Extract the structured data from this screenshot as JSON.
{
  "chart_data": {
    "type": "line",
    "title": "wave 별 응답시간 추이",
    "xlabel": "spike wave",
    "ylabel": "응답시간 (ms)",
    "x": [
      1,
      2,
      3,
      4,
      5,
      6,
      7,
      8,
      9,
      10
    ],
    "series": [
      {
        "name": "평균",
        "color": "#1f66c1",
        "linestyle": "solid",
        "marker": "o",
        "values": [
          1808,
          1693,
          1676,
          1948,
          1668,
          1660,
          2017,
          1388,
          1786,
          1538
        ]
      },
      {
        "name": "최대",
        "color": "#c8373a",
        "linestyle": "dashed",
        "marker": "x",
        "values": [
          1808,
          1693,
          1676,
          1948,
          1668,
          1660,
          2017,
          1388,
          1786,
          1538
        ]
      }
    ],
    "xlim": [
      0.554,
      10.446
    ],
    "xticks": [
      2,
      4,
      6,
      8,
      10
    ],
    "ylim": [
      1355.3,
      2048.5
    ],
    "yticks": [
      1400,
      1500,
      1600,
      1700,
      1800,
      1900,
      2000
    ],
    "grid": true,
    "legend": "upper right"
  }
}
# # #
■ **OBJECTIVE**
Reproduce the complete set of lines precisely as supplied.

■ **WRITTEN SOLUTION**
Extract the structured data from this screenshot as JSON.
{
  "chart_data": {
    "type": "line",
    "title": "wave 별 응답시간 추이",
    "xlabel": "spike wave",
    "ylabel": "응답시간 (ms)",
    "x": [
      1,
      2,
      3,
      4,
      5,
      6,
      7,
      8,
      9,
      10
    ],
    "series": [
      {
        "name": "평균",
        "color": "#1f66c1",
        "linestyle": "solid",
        "marker": "o",
        "values": [
          1808,
          1693,
          1676,
          1948,
          1668,
          1660,
          2017,
          1388,
          1786,
          1538
        ]
      },
      {
        "name": "최대",
        "color": "#c8373a",
        "linestyle": "dashed",
        "marker": "x",
        "values": [
          1808,
          1693,
          1676,
          1948,
          1668,
          1660,
          2017,
          1388,
          1786,
          1538
        ]
      }
    ],
    "xlim": [
      0.554,
      10.446
    ],
    "xticks": [
      2,
      4,
      6,
      8,
      10
    ],
    "ylim": [
      1355.3,
      2048.5
    ],
    "yticks": [
      1400,
      1500,
      1600,
      1700,
      1800,
      1900,
      2000
    ],
    "grid": true,
    "legend": "upper right"
  }
}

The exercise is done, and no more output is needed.